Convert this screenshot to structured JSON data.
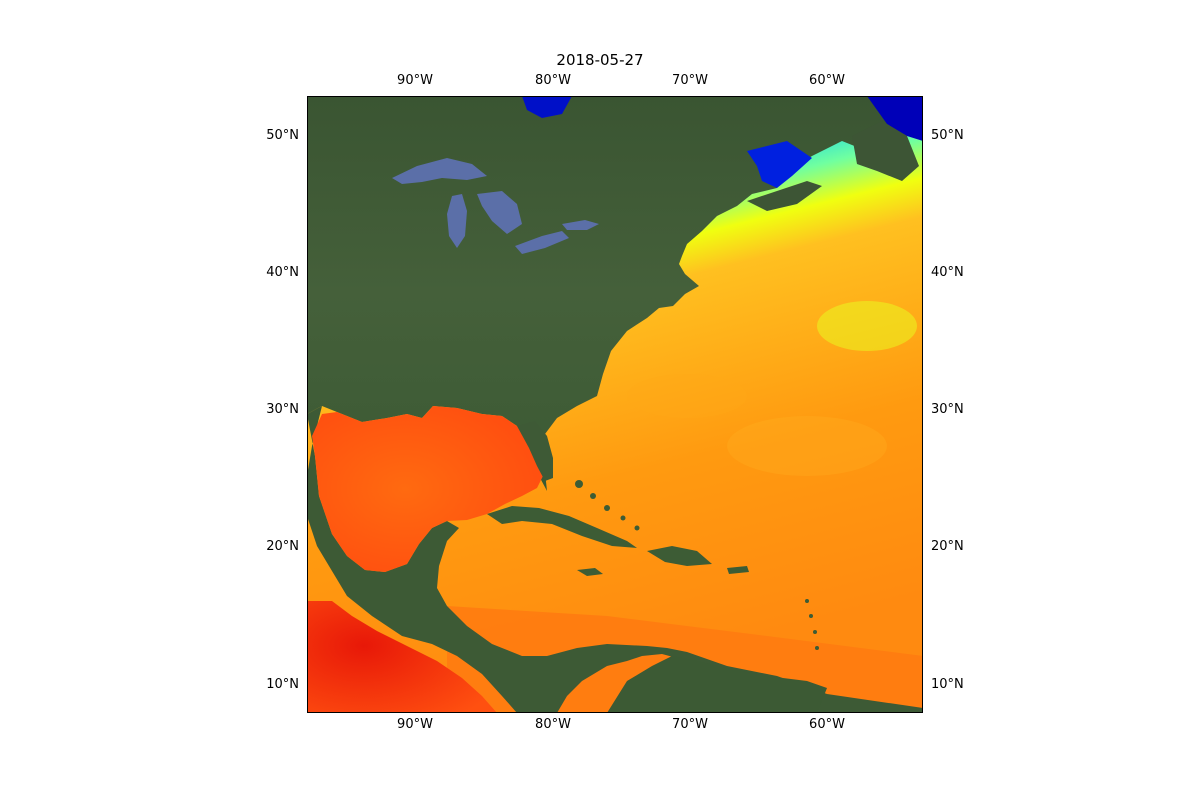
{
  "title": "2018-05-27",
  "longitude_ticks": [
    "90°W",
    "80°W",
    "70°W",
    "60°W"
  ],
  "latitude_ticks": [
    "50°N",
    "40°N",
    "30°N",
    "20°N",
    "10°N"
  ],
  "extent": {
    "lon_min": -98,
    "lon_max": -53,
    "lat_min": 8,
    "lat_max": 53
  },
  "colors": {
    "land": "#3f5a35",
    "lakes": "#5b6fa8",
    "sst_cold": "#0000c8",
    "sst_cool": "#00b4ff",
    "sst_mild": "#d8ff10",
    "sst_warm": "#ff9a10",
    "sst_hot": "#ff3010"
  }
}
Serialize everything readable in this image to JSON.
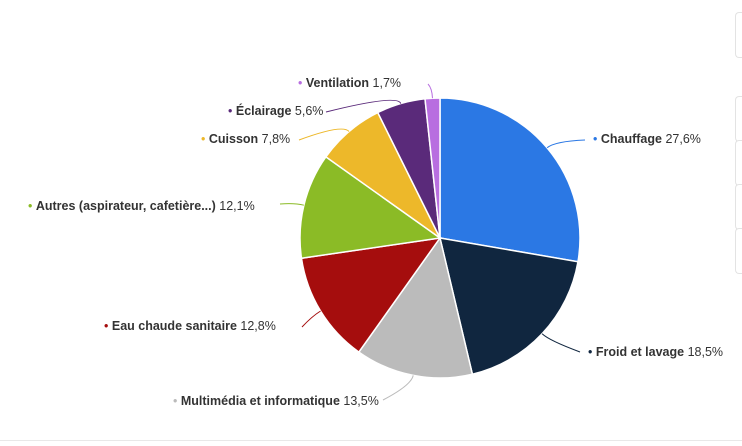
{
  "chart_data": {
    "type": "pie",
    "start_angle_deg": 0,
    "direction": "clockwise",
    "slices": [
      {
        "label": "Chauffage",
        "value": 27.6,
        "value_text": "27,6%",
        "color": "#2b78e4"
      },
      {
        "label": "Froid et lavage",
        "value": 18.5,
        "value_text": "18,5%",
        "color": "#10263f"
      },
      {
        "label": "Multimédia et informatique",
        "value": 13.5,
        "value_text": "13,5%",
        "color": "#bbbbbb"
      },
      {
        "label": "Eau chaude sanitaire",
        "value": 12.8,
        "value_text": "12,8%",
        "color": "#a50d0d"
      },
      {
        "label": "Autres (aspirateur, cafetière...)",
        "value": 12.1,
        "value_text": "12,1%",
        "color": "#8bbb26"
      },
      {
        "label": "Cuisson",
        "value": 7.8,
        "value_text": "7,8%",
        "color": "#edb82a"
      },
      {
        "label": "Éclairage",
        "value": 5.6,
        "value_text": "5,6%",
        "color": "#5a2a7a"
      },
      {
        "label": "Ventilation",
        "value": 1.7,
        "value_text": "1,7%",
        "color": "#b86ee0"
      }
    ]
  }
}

_Your instructions_
Write out the data precisely as given, excluding the pictures.

_Task result_
Convert this screenshot to structured JSON data.
{
  "title": "2018-05-27",
  "longitude_ticks": [
    "90°W",
    "80°W",
    "70°W",
    "60°W"
  ],
  "latitude_ticks": [
    "50°N",
    "40°N",
    "30°N",
    "20°N",
    "10°N"
  ],
  "extent": {
    "lon_min": -98,
    "lon_max": -53,
    "lat_min": 8,
    "lat_max": 53
  },
  "colors": {
    "land": "#3f5a35",
    "lakes": "#5b6fa8",
    "sst_cold": "#0000c8",
    "sst_cool": "#00b4ff",
    "sst_mild": "#d8ff10",
    "sst_warm": "#ff9a10",
    "sst_hot": "#ff3010"
  }
}
Serialize everything readable in this image to JSON.
{
  "chart_data": {
    "type": "pie",
    "start_angle_deg": 0,
    "direction": "clockwise",
    "slices": [
      {
        "label": "Chauffage",
        "value": 27.6,
        "value_text": "27,6%",
        "color": "#2b78e4"
      },
      {
        "label": "Froid et lavage",
        "value": 18.5,
        "value_text": "18,5%",
        "color": "#10263f"
      },
      {
        "label": "Multimédia et informatique",
        "value": 13.5,
        "value_text": "13,5%",
        "color": "#bbbbbb"
      },
      {
        "label": "Eau chaude sanitaire",
        "value": 12.8,
        "value_text": "12,8%",
        "color": "#a50d0d"
      },
      {
        "label": "Autres (aspirateur, cafetière...)",
        "value": 12.1,
        "value_text": "12,1%",
        "color": "#8bbb26"
      },
      {
        "label": "Cuisson",
        "value": 7.8,
        "value_text": "7,8%",
        "color": "#edb82a"
      },
      {
        "label": "Éclairage",
        "value": 5.6,
        "value_text": "5,6%",
        "color": "#5a2a7a"
      },
      {
        "label": "Ventilation",
        "value": 1.7,
        "value_text": "1,7%",
        "color": "#b86ee0"
      }
    ]
  }
}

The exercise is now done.